Dataset listings of figures:
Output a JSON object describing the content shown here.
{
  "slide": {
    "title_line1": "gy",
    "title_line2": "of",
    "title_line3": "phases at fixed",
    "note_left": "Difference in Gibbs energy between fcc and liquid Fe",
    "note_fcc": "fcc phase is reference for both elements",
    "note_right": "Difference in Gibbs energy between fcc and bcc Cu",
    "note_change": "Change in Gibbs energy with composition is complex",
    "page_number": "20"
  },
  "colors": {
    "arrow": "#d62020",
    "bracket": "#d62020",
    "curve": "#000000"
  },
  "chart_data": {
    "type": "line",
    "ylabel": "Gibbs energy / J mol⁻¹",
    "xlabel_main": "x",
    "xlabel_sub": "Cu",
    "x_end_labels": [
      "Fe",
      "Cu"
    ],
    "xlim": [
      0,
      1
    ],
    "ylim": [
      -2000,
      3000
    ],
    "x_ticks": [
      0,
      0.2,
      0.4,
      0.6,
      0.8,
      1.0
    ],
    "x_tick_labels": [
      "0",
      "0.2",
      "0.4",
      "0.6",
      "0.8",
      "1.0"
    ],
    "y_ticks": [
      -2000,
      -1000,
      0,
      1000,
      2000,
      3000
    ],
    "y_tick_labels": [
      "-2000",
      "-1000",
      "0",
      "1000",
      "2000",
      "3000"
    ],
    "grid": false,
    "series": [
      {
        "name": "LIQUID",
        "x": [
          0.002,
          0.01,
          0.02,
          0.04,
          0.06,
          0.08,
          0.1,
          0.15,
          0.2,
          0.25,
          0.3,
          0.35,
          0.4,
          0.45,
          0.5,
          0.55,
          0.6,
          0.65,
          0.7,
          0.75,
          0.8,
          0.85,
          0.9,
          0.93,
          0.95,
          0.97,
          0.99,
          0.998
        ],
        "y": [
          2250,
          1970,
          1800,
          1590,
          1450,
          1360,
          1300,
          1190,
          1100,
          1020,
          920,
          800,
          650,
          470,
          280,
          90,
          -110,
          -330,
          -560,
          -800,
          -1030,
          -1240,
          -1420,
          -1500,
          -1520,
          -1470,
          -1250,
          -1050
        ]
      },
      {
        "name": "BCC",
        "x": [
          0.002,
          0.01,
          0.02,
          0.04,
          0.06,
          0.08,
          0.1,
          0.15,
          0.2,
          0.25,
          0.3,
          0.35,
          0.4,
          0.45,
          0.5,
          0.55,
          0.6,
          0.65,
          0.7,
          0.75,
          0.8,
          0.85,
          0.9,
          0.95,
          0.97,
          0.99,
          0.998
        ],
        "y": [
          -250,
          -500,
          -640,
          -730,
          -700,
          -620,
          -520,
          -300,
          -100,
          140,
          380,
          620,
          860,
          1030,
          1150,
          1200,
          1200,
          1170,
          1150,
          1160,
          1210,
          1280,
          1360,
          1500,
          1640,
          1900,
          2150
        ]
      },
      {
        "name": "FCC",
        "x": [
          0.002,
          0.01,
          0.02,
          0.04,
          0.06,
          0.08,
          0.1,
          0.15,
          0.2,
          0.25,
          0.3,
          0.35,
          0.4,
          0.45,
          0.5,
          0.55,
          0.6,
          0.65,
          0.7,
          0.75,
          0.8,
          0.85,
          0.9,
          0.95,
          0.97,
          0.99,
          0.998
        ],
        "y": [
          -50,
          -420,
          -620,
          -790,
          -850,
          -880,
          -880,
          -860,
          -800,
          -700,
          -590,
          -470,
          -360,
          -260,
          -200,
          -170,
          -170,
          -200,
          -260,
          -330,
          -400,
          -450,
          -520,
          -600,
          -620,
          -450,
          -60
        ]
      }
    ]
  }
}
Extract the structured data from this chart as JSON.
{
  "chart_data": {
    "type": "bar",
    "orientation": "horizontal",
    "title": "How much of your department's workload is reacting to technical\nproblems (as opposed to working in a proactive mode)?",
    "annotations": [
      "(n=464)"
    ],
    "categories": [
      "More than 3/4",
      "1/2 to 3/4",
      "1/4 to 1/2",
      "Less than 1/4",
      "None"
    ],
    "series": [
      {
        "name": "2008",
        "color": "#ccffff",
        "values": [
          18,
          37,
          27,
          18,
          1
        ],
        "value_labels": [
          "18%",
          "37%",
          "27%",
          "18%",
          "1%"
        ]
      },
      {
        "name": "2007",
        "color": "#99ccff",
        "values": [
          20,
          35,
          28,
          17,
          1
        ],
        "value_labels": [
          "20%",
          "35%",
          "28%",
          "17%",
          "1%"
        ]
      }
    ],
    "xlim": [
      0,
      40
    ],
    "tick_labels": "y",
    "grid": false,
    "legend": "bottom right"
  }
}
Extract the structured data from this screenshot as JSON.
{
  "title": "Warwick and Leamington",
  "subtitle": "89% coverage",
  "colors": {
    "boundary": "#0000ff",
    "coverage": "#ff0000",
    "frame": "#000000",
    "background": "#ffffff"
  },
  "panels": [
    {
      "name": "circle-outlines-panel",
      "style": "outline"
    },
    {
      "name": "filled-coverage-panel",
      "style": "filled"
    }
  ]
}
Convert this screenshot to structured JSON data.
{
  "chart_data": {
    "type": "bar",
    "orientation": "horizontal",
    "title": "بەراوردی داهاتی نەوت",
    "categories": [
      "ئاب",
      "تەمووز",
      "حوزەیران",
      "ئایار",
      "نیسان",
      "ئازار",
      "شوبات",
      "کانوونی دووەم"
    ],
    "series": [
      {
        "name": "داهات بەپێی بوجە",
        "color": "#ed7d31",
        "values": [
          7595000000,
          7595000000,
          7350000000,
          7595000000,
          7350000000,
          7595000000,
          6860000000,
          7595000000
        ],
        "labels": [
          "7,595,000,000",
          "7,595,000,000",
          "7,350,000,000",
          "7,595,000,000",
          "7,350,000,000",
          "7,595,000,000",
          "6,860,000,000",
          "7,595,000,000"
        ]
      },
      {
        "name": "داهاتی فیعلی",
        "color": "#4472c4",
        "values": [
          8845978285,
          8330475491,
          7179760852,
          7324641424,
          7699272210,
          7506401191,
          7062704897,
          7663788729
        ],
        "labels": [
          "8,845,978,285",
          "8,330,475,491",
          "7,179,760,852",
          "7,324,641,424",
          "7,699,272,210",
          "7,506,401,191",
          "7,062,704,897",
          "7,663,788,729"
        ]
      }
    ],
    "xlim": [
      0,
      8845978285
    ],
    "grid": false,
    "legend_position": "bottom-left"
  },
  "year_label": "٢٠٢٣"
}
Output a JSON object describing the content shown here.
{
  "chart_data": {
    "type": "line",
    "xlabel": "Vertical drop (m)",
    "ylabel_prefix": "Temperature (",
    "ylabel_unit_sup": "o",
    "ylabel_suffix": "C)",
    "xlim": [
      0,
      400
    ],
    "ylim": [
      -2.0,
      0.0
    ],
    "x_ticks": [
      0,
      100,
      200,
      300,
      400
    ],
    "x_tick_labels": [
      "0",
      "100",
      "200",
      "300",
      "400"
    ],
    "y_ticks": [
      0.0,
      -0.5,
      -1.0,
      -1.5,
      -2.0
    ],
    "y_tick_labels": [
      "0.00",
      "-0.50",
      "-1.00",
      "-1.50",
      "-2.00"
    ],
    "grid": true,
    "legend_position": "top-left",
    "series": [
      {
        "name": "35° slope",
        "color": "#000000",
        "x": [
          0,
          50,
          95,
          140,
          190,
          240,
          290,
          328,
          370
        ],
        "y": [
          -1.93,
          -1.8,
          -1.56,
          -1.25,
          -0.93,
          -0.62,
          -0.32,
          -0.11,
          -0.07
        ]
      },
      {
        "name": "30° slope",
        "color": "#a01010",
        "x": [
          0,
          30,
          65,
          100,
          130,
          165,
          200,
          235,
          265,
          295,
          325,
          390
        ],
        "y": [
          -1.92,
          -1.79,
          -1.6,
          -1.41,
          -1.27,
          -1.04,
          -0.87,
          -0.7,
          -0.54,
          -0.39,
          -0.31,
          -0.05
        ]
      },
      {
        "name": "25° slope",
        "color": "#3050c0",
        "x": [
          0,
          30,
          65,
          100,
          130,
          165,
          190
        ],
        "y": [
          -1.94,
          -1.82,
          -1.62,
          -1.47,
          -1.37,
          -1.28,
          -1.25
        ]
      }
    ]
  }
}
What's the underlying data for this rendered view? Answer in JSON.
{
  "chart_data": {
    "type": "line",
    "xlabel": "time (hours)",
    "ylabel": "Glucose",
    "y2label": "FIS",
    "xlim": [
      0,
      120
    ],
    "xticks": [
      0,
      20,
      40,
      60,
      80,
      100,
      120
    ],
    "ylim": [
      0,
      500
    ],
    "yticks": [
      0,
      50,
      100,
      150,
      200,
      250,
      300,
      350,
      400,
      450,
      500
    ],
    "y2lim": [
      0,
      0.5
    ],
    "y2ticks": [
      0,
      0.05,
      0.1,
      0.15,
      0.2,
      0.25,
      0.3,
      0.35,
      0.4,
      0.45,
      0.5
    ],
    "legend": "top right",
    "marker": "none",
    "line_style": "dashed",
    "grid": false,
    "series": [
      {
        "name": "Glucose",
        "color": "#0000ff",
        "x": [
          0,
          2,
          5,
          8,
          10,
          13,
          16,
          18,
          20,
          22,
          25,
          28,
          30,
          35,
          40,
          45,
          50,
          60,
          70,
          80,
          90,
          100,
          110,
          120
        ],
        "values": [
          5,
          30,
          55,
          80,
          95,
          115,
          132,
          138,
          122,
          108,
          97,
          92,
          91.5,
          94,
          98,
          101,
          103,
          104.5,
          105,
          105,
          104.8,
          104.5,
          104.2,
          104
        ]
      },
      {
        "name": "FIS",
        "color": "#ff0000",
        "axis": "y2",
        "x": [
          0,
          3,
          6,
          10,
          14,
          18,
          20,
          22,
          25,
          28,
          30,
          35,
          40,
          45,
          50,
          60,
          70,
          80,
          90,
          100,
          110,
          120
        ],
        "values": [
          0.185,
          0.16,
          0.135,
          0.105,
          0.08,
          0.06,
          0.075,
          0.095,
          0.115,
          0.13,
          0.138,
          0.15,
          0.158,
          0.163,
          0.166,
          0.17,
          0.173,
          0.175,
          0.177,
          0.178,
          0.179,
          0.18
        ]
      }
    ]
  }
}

Direction —
Tell how many lines in the material above include the word "bottom", giving the number only.

Correct result —
2